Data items

• • • • • • •

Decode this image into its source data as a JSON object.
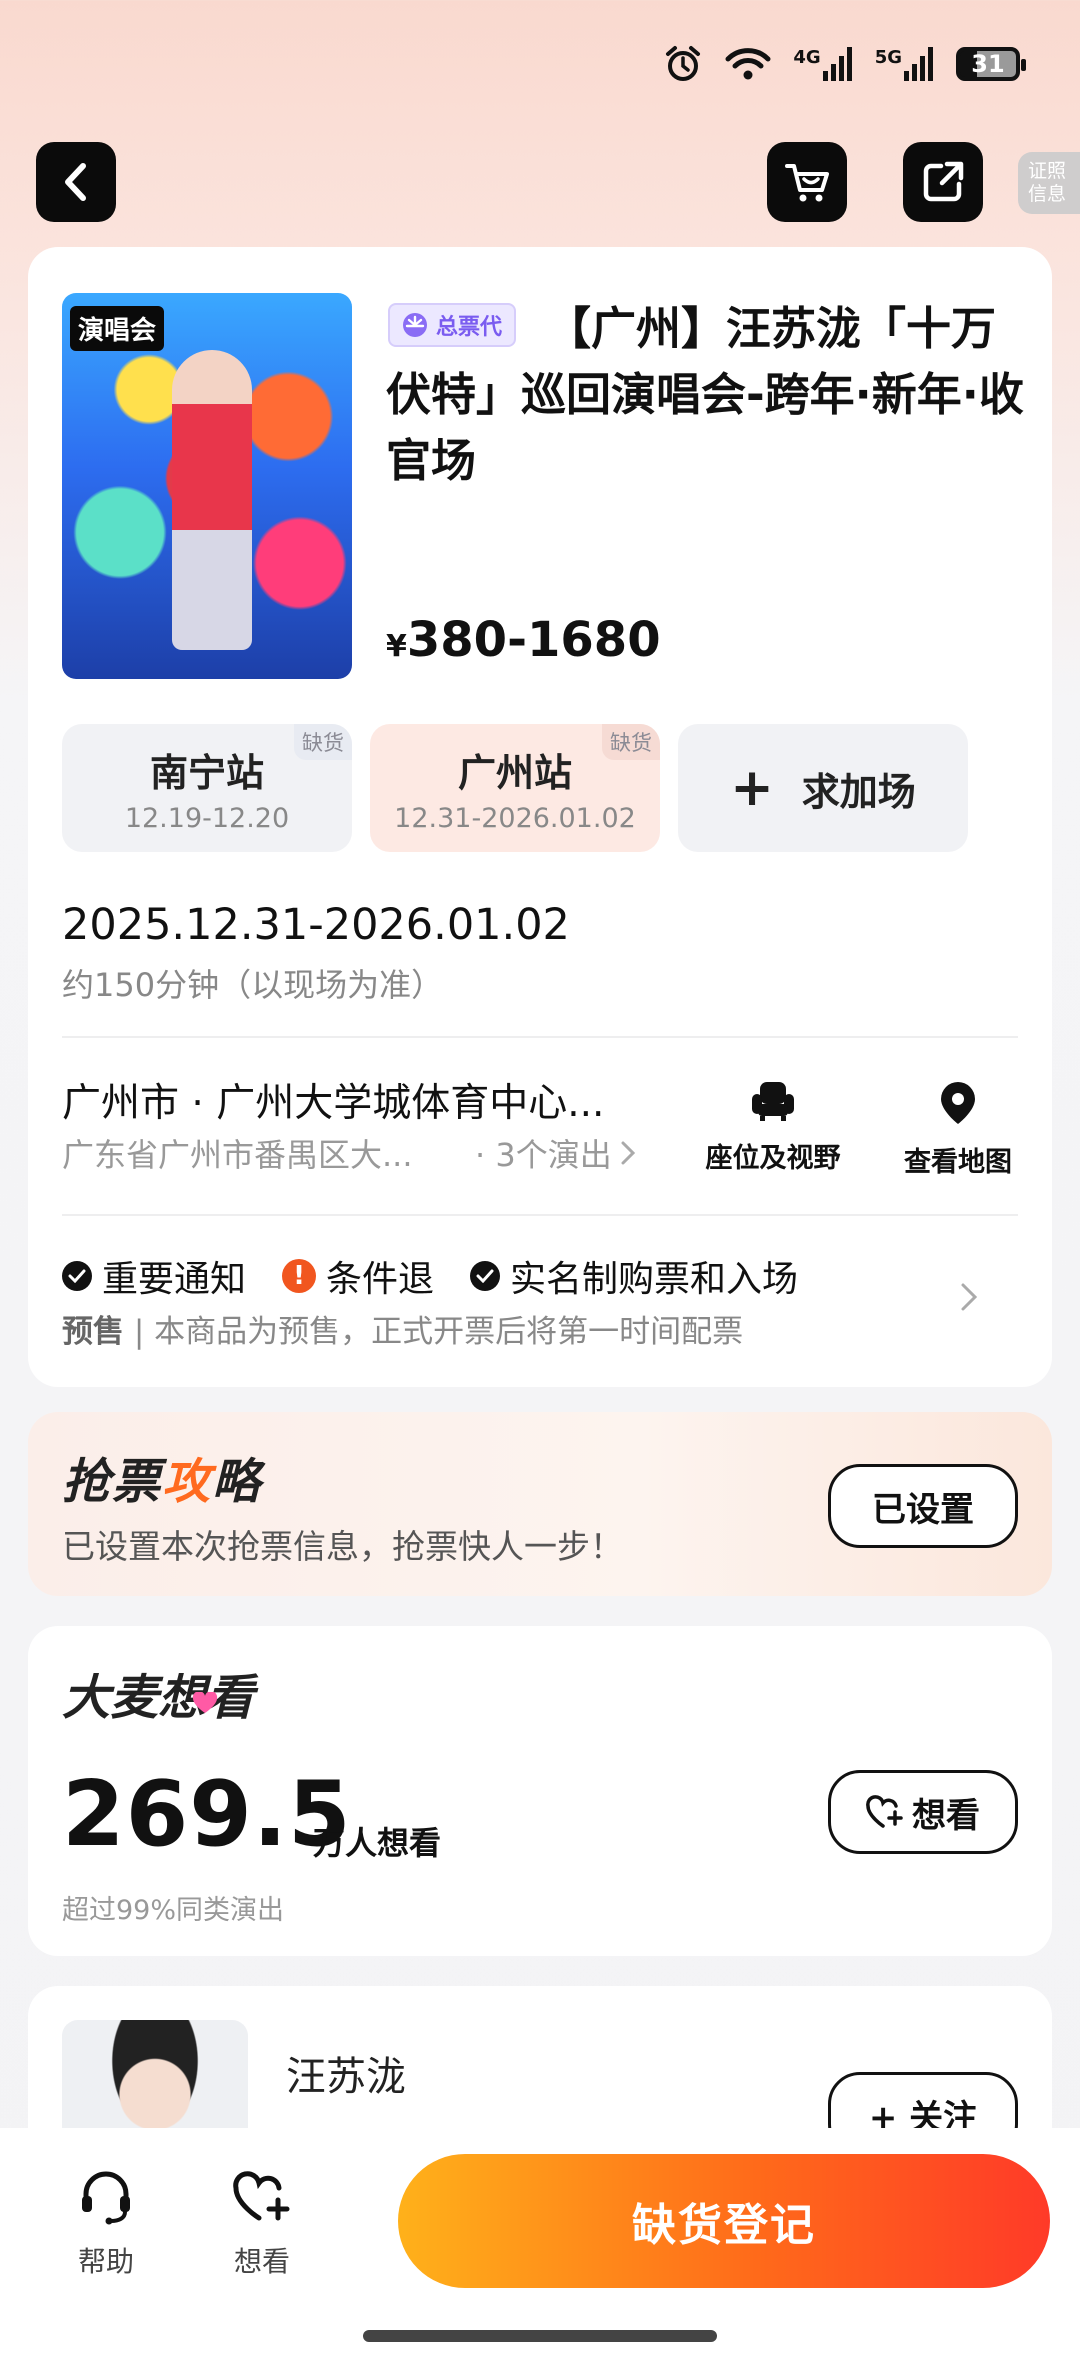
{
  "status_bar": {
    "battery": "31",
    "network_1": "4G",
    "network_2": "5G"
  },
  "nav": {
    "cert_label_1": "证照",
    "cert_label_2": "信息"
  },
  "event": {
    "poster_tag": "演唱会",
    "agent_badge": "总票代",
    "title": "【广州】汪苏泷「十万伏特」巡回演唱会-跨年·新年·收官场",
    "price_symbol": "¥",
    "price_range": "380-1680"
  },
  "stations": [
    {
      "name": "南宁站",
      "dates": "12.19-12.20",
      "status": "缺货"
    },
    {
      "name": "广州站",
      "dates": "12.31-2026.01.02",
      "status": "缺货"
    }
  ],
  "add_show_label": "求加场",
  "schedule": {
    "date": "2025.12.31-2026.01.02",
    "duration": "约150分钟（以现场为准）"
  },
  "venue": {
    "name": "广州市 · 广州大学城体育中心...",
    "address": "广东省广州市番禺区大...",
    "shows": "· 3个演出",
    "seat_label": "座位及视野",
    "map_label": "查看地图"
  },
  "notices": {
    "items": [
      "重要通知",
      "条件退",
      "实名制购票和入场"
    ],
    "presale_tag": "预售",
    "presale_text": "| 本商品为预售，正式开票后将第一时间配票"
  },
  "strategy": {
    "title_a": "抢票",
    "title_b": "攻",
    "title_c": "略",
    "subtitle": "已设置本次抢票信息，抢票快人一步！",
    "button": "已设置"
  },
  "want": {
    "title_a": "大麦想",
    "title_b": "看",
    "count": "269.5",
    "unit": "万人想看",
    "compare": "超过99%同类演出",
    "button": "想看"
  },
  "artist": {
    "name": "汪苏泷",
    "follow_button": "+ 关注"
  },
  "bottom": {
    "help_label": "帮助",
    "want_label": "想看",
    "register_button": "缺货登记"
  },
  "colors": {
    "accent": "#ff6a1f",
    "badge_purple": "#7a5cf0",
    "button_start": "#ffb11a",
    "button_end": "#ff3a28"
  }
}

• • • • • • •

● **WHAT IS BEING ASKED**
Quote everything in the listing above exactly; pictures are the only thing to omit.

● **SOLUTION TO THE PROBLEM**
Decode this image into its source data as a JSON object.
{
  "status_bar": {
    "battery": "31",
    "network_1": "4G",
    "network_2": "5G"
  },
  "nav": {
    "cert_label_1": "证照",
    "cert_label_2": "信息"
  },
  "event": {
    "poster_tag": "演唱会",
    "agent_badge": "总票代",
    "title": "【广州】汪苏泷「十万伏特」巡回演唱会-跨年·新年·收官场",
    "price_symbol": "¥",
    "price_range": "380-1680"
  },
  "stations": [
    {
      "name": "南宁站",
      "dates": "12.19-12.20",
      "status": "缺货"
    },
    {
      "name": "广州站",
      "dates": "12.31-2026.01.02",
      "status": "缺货"
    }
  ],
  "add_show_label": "求加场",
  "schedule": {
    "date": "2025.12.31-2026.01.02",
    "duration": "约150分钟（以现场为准）"
  },
  "venue": {
    "name": "广州市 · 广州大学城体育中心...",
    "address": "广东省广州市番禺区大...",
    "shows": "· 3个演出",
    "seat_label": "座位及视野",
    "map_label": "查看地图"
  },
  "notices": {
    "items": [
      "重要通知",
      "条件退",
      "实名制购票和入场"
    ],
    "presale_tag": "预售",
    "presale_text": "| 本商品为预售，正式开票后将第一时间配票"
  },
  "strategy": {
    "title_a": "抢票",
    "title_b": "攻",
    "title_c": "略",
    "subtitle": "已设置本次抢票信息，抢票快人一步！",
    "button": "已设置"
  },
  "want": {
    "title_a": "大麦想",
    "title_b": "看",
    "count": "269.5",
    "unit": "万人想看",
    "compare": "超过99%同类演出",
    "button": "想看"
  },
  "artist": {
    "name": "汪苏泷",
    "follow_button": "+ 关注"
  },
  "bottom": {
    "help_label": "帮助",
    "want_label": "想看",
    "register_button": "缺货登记"
  },
  "colors": {
    "accent": "#ff6a1f",
    "badge_purple": "#7a5cf0",
    "button_start": "#ffb11a",
    "button_end": "#ff3a28"
  }
}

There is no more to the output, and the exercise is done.